((

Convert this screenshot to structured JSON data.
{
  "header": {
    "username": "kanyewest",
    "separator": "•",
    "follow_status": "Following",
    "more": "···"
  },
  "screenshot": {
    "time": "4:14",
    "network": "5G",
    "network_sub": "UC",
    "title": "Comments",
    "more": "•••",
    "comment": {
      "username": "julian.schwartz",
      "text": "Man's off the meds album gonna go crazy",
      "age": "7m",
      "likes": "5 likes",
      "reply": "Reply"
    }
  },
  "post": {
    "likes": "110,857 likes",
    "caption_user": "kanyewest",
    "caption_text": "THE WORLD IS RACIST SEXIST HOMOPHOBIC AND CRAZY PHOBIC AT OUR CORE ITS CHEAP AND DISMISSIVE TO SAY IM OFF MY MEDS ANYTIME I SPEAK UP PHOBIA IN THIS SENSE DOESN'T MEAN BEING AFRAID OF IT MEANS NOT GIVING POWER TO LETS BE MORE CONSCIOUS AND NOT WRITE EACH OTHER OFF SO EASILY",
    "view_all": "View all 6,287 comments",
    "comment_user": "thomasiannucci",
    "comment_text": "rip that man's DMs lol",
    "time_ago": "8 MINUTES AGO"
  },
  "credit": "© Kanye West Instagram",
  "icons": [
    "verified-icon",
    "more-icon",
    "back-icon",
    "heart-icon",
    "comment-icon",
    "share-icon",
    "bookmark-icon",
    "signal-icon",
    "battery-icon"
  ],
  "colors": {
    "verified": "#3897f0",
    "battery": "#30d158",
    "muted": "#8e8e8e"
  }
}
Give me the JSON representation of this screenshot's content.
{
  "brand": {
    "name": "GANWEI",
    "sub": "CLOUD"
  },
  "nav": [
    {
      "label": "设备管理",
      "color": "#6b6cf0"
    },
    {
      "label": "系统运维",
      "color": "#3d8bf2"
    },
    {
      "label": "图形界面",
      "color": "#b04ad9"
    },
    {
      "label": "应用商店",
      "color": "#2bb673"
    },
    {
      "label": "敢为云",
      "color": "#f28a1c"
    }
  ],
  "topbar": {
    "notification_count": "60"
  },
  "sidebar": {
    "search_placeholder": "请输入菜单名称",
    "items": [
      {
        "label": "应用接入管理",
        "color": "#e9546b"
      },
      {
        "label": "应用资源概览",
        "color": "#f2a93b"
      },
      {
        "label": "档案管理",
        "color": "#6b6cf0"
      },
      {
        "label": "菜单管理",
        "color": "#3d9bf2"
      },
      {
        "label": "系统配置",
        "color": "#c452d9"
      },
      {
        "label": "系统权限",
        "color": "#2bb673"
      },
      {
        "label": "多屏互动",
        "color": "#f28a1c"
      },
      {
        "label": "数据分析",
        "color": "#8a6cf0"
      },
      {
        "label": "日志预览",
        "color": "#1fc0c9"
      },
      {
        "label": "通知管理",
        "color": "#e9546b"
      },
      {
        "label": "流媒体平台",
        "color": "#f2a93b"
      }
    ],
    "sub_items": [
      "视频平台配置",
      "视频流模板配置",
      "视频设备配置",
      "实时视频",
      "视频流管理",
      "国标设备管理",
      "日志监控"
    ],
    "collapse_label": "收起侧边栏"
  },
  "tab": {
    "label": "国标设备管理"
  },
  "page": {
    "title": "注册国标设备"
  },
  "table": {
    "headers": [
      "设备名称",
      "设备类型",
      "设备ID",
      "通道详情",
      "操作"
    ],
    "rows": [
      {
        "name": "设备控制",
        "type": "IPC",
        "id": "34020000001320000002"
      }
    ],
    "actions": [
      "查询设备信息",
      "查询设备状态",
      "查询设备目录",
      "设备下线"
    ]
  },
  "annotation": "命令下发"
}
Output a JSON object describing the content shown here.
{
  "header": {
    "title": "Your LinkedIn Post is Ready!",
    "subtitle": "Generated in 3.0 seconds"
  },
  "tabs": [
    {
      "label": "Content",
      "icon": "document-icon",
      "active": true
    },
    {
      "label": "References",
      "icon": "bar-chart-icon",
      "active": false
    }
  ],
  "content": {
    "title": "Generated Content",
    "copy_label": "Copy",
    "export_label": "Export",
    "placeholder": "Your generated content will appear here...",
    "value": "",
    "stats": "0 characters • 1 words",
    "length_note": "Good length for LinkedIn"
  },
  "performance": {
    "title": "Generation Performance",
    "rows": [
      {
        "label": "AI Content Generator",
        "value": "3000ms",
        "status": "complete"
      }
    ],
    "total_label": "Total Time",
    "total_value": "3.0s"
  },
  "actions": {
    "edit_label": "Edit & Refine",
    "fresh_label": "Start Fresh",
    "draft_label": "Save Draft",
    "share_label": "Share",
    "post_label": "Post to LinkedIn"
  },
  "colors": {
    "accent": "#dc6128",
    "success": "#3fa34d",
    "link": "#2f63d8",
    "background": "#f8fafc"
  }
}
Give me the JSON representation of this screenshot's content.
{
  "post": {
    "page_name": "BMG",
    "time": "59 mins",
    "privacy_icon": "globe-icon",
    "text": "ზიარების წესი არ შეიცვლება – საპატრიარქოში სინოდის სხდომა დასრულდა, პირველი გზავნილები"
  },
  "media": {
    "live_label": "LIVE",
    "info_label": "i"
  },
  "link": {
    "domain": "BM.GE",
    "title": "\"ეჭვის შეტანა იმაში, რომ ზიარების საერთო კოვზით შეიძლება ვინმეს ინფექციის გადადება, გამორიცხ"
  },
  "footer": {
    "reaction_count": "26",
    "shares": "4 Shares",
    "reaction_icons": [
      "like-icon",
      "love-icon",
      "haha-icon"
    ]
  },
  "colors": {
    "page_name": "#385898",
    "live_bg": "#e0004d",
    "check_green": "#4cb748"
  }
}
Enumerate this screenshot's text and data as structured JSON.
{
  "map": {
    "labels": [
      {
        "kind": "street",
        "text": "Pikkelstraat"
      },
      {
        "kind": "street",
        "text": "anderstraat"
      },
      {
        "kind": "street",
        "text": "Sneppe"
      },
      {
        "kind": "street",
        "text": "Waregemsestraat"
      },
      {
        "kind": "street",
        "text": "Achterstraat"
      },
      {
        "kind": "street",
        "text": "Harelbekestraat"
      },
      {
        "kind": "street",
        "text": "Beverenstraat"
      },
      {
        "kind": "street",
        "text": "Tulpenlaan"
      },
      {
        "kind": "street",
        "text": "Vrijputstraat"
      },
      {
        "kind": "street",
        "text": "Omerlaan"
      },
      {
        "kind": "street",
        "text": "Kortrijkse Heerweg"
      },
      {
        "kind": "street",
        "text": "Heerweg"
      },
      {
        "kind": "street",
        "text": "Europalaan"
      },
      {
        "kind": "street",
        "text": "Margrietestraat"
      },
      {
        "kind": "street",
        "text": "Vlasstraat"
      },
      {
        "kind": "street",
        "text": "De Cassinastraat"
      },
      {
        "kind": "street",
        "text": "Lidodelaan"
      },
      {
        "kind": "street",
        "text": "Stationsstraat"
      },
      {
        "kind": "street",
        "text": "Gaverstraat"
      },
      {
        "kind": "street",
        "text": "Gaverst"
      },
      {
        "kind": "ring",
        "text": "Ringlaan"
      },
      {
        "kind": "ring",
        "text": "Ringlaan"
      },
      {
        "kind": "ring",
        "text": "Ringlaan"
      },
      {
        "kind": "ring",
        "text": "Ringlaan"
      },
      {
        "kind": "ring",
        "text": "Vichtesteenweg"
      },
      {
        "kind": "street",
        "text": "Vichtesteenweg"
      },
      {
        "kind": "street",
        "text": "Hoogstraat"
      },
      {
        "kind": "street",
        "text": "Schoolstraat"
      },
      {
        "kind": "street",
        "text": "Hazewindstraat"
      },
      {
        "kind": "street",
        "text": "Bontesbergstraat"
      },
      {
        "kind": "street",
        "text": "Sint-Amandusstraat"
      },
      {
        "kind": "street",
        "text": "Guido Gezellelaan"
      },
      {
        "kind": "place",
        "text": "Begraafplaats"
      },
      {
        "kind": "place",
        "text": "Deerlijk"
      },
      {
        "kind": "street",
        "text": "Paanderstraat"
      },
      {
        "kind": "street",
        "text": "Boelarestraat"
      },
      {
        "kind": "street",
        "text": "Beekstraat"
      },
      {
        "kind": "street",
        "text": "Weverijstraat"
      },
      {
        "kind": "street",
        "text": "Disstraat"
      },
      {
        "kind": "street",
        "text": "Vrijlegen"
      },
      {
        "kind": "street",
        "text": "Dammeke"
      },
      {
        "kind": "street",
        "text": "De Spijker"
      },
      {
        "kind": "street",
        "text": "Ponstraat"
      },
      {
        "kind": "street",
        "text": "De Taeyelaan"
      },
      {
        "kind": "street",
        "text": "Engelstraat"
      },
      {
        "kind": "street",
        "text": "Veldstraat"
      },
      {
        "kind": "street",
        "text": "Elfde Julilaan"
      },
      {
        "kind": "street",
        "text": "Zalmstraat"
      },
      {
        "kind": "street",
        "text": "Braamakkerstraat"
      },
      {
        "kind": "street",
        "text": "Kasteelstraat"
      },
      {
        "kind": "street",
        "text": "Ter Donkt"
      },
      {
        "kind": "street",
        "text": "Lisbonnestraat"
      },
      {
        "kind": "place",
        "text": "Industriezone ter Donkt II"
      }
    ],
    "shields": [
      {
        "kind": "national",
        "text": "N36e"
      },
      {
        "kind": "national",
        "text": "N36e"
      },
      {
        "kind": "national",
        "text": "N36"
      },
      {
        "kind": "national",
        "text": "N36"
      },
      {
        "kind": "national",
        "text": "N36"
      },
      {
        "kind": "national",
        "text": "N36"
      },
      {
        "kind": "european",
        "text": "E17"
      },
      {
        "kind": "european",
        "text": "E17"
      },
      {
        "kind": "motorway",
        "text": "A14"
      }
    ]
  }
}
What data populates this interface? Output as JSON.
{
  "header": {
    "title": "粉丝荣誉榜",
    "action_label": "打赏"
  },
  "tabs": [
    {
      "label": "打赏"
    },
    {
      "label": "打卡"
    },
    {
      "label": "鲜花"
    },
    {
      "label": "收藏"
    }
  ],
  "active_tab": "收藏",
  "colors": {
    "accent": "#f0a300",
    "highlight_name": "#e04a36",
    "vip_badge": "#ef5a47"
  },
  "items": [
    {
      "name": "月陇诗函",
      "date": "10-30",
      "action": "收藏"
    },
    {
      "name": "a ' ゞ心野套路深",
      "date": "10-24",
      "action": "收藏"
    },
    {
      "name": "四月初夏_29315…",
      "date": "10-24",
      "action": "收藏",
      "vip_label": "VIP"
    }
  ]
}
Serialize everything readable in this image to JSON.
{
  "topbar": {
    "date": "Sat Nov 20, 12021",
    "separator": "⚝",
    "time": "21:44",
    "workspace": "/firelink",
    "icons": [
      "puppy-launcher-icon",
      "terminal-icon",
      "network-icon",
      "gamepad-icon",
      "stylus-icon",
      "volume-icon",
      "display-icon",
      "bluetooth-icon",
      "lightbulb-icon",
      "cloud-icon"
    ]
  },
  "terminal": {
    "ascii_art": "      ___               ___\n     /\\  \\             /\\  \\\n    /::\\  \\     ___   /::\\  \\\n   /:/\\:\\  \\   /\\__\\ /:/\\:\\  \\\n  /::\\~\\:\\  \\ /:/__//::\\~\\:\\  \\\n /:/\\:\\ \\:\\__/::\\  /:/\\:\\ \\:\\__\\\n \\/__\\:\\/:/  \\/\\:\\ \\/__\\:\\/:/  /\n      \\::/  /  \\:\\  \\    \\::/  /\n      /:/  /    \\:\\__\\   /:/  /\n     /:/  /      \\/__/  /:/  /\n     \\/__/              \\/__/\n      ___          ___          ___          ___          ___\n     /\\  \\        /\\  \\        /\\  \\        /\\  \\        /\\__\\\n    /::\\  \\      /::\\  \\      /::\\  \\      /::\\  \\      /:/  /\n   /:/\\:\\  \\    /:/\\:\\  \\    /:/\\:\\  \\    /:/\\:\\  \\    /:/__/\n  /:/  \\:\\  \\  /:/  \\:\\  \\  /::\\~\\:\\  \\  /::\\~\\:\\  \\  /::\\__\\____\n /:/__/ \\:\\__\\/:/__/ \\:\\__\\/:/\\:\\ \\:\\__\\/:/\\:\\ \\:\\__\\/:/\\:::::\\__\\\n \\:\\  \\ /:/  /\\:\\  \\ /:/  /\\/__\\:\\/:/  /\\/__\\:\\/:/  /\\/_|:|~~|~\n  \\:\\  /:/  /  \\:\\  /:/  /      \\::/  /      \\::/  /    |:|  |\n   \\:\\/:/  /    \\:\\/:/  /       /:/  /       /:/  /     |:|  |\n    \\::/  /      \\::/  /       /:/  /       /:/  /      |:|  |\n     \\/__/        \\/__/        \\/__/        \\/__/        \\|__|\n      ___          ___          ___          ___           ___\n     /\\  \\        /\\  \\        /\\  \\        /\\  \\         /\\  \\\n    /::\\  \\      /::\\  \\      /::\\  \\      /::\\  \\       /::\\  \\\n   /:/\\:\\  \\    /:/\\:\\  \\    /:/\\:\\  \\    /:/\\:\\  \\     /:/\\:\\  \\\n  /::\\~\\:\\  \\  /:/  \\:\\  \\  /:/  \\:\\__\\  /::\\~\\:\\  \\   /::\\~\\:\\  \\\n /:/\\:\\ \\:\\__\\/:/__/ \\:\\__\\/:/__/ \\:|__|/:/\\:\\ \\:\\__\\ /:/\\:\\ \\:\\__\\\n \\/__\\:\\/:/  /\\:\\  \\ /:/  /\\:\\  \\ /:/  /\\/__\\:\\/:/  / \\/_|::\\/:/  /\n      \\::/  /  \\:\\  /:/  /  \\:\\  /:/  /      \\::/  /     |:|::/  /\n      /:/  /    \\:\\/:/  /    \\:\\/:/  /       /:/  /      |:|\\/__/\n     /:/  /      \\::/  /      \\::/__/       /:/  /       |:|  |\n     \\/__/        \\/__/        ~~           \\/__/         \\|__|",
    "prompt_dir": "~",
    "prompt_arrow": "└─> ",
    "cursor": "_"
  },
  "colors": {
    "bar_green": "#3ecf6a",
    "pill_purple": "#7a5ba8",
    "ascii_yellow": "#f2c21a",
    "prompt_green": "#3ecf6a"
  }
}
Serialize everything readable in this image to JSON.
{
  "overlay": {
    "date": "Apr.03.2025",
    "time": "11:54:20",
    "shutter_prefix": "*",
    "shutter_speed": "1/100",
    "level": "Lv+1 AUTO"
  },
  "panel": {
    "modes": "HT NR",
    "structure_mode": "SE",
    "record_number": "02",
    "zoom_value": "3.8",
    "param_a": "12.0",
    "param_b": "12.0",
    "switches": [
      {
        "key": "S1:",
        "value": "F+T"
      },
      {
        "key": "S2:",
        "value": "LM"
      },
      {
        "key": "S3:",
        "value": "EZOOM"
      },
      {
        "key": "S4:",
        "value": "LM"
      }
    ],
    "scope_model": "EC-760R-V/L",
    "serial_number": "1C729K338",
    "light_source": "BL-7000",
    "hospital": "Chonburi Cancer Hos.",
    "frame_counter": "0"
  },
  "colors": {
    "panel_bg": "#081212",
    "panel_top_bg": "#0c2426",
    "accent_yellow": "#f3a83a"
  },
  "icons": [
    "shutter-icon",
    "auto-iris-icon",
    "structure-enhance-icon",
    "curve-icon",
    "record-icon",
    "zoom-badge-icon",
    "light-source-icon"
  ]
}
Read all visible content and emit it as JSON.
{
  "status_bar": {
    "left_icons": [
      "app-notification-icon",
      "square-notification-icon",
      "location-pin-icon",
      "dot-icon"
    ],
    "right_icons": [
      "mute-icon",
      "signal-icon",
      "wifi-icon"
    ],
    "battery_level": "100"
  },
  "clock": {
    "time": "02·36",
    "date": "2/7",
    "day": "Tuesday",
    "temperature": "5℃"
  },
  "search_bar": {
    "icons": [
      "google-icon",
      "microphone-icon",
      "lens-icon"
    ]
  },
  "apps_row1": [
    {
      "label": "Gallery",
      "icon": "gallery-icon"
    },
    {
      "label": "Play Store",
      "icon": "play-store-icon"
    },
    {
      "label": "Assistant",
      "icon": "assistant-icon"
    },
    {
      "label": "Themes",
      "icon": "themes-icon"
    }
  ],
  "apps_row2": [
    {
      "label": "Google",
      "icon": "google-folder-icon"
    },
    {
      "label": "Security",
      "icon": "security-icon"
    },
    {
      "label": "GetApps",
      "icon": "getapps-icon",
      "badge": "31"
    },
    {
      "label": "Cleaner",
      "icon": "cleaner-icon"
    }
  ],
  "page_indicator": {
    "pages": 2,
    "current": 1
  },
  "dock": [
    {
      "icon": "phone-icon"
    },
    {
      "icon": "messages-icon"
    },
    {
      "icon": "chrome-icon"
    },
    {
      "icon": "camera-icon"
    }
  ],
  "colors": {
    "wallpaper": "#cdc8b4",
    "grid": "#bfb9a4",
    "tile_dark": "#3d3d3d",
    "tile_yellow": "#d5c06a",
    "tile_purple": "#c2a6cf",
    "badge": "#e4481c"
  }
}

))

Directions
Copy out each line of the data containing the string "here".

Solution for this task
Output a JSON object describing the content shown here.
    "placeholder": "Your generated content will appear here...",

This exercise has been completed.